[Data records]

>> Begin

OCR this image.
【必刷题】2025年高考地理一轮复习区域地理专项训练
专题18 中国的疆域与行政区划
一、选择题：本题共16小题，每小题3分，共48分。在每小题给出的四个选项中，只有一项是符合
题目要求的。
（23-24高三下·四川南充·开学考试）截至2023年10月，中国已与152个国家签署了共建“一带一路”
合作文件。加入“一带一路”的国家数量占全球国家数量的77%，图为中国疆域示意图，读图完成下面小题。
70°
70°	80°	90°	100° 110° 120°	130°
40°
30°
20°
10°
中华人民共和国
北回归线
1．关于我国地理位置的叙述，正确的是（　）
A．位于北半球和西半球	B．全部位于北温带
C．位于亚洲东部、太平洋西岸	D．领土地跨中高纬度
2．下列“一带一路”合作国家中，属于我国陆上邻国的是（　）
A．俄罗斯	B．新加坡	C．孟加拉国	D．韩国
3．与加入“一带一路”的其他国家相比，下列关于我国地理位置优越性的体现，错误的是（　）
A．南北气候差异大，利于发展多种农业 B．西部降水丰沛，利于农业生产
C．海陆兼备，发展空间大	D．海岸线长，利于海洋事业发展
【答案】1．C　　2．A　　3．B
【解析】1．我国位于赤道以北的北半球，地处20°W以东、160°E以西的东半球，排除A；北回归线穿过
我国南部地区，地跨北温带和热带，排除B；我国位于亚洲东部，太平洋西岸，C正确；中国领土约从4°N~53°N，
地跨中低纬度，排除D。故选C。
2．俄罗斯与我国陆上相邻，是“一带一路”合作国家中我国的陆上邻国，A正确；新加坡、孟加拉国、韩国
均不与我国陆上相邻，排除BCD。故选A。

>> End

## Problem statement
Could you transcribe the records in full, exactly?

## The completed task
OCR this image.
【必刷题】2025年高考地理一轮复习区域地理专项训练
专题18 中国的疆域与行政区划
一、选择题：本题共16小题，每小题3分，共48分。在每小题给出的四个选项中，只有一项是符合
题目要求的。
（23-24高三下·四川南充·开学考试）截至2023年10月，中国已与152个国家签署了共建“一带一路”
合作文件。加入“一带一路”的国家数量占全球国家数量的77%，图为中国疆域示意图，读图完成下面小题。
70°
70°	80°	90°	100° 110° 120°	130°
40°
30°
20°
10°
中华人民共和国
北回归线
1．关于我国地理位置的叙述，正确的是（　）
A．位于北半球和西半球	B．全部位于北温带
C．位于亚洲东部、太平洋西岸	D．领土地跨中高纬度
2．下列“一带一路”合作国家中，属于我国陆上邻国的是（　）
A．俄罗斯	B．新加坡	C．孟加拉国	D．韩国
3．与加入“一带一路”的其他国家相比，下列关于我国地理位置优越性的体现，错误的是（　）
A．南北气候差异大，利于发展多种农业 B．西部降水丰沛，利于农业生产
C．海陆兼备，发展空间大	D．海岸线长，利于海洋事业发展
【答案】1．C　　2．A　　3．B
【解析】1．我国位于赤道以北的北半球，地处20°W以东、160°E以西的东半球，排除A；北回归线穿过
我国南部地区，地跨北温带和热带，排除B；我国位于亚洲东部，太平洋西岸，C正确；中国领土约从4°N~53°N，
地跨中低纬度，排除D。故选C。
2．俄罗斯与我国陆上相邻，是“一带一路”合作国家中我国的陆上邻国，A正确；新加坡、孟加拉国、韩国
均不与我国陆上相邻，排除BCD。故选A。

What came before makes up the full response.